EXERCISE INSTRUCTIONS: What lines of the data include the string "this"? Copy them all.

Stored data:
-- begin --

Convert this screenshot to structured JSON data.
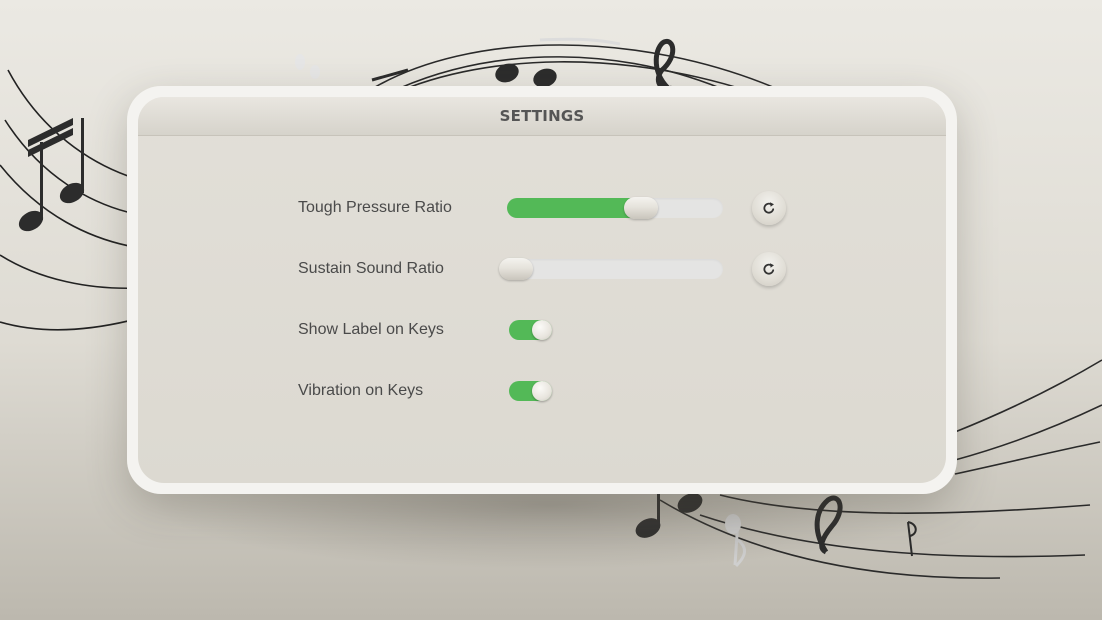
{
  "dialog": {
    "title": "SETTINGS"
  },
  "settings": [
    {
      "type": "slider",
      "label": "Tough Pressure Ratio",
      "value_fraction": 0.62
    },
    {
      "type": "slider",
      "label": "Sustain Sound Ratio",
      "value_fraction": 0.0
    },
    {
      "type": "toggle",
      "label": "Show Label on Keys",
      "on": true
    },
    {
      "type": "toggle",
      "label": "Vibration on Keys",
      "on": true
    }
  ],
  "icons": {
    "reset": "reset-icon",
    "background": "music-notes-staff"
  },
  "colors": {
    "accent_green": "#53b957",
    "track": "#e4e4e3",
    "label_text": "#4a4a4a",
    "title_text": "#555555"
  }
}
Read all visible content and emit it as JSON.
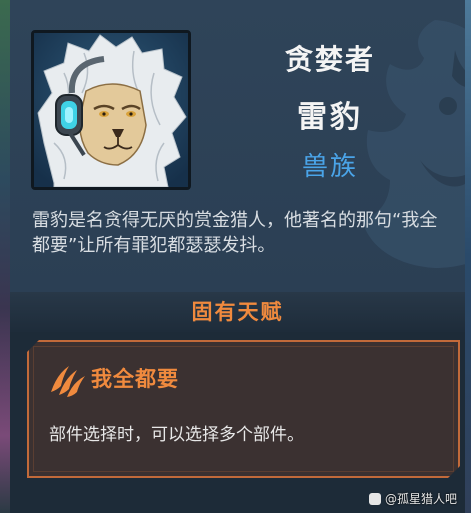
{
  "character": {
    "epithet": "贪婪者",
    "name": "雷豹",
    "race": "兽族",
    "description": "雷豹是名贪得无厌的赏金猎人，他著名的那句“我全都要”让所有罪犯都瑟瑟发抖。"
  },
  "talent_section": {
    "header": "固有天赋",
    "talent_name": "我全都要",
    "talent_desc": "部件选择时，可以选择多个部件。"
  },
  "source_watermark": "@孤星猎人吧",
  "colors": {
    "accent_orange": "#f08a3e",
    "race_blue": "#4aa4e8",
    "card_border": "#c26a3a"
  },
  "icons": {
    "portrait": "lion-bounty-hunter-portrait",
    "emblem": "lion-head-emblem",
    "talent": "claw-icon"
  }
}
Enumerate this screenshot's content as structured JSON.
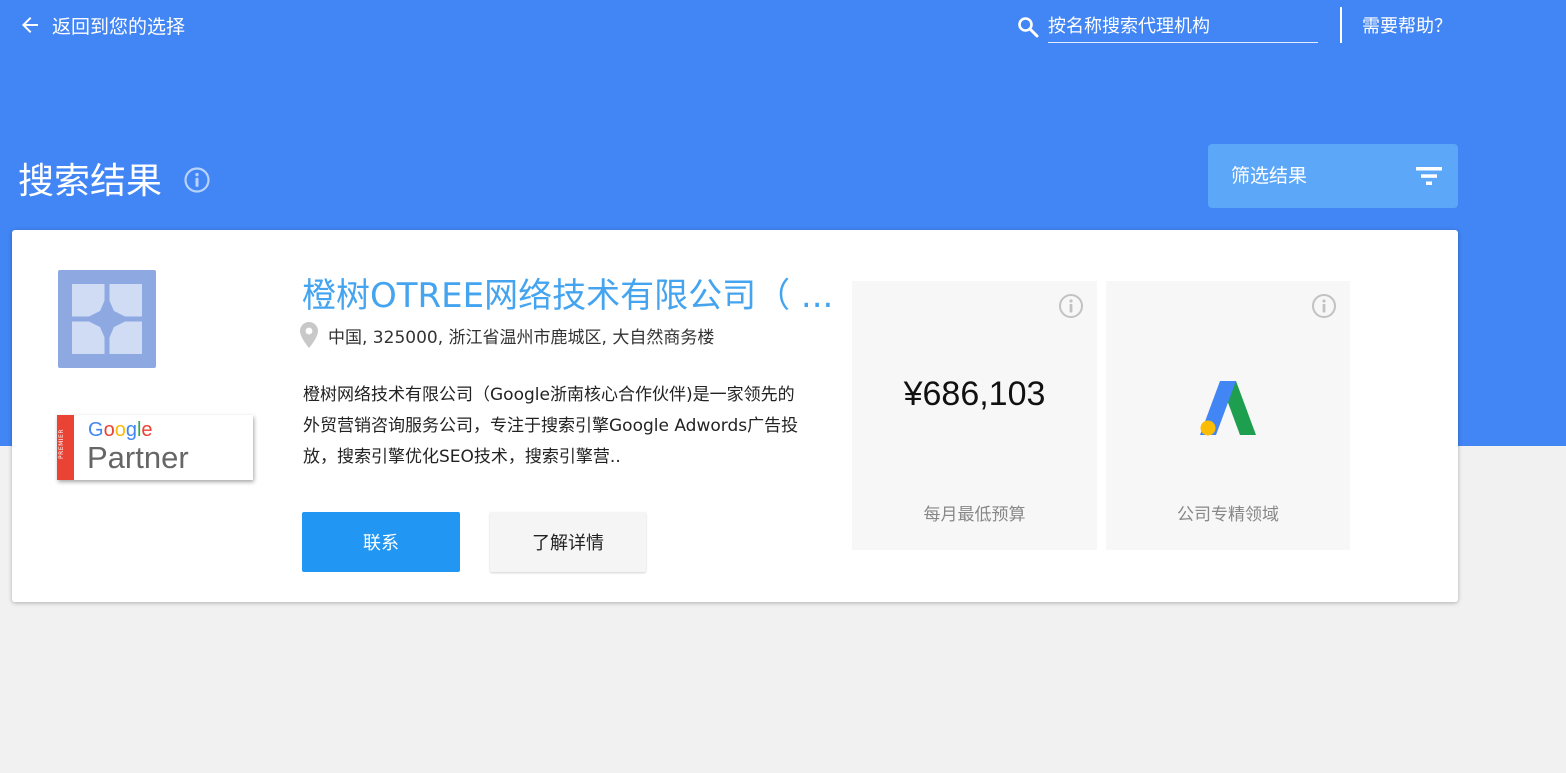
{
  "nav": {
    "back_label": "返回到您的选择",
    "search_placeholder": "按名称搜索代理机构",
    "help_label": "需要帮助？"
  },
  "header": {
    "title": "搜索结果",
    "filter_label": "筛选结果"
  },
  "result": {
    "company_name": "橙树OTREE网络技术有限公司（ ...",
    "address": "中国, 325000, 浙江省温州市鹿城区, 大自然商务楼",
    "description": "橙树网络技术有限公司（Google浙南核心合作伙伴)是一家领先的外贸营销咨询服务公司，专注于搜索引擎Google Adwords广告投放，搜索引擎优化SEO技术，搜索引擎营..",
    "badge": {
      "tier": "PREMIER",
      "brand_letters": [
        "G",
        "o",
        "o",
        "g",
        "l",
        "e"
      ],
      "brand_colors": [
        "#4285f4",
        "#ea4335",
        "#fbbc05",
        "#4285f4",
        "#34a853",
        "#ea4335"
      ],
      "program": "Partner"
    },
    "contact_label": "联系",
    "details_label": "了解详情",
    "budget_value": "¥686,103",
    "budget_label": "每月最低预算",
    "specialty_label": "公司专精领域",
    "specialty_icon": "google-ads-icon"
  },
  "colors": {
    "hero": "#4285f4",
    "filter_button": "#5ca7f8",
    "link": "#44a4ef",
    "primary_button": "#2196f3"
  }
}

-- end --

RESPONSE:
Convert this screenshot to structured JSON data.
Enumerate this screenshot's content as structured JSON.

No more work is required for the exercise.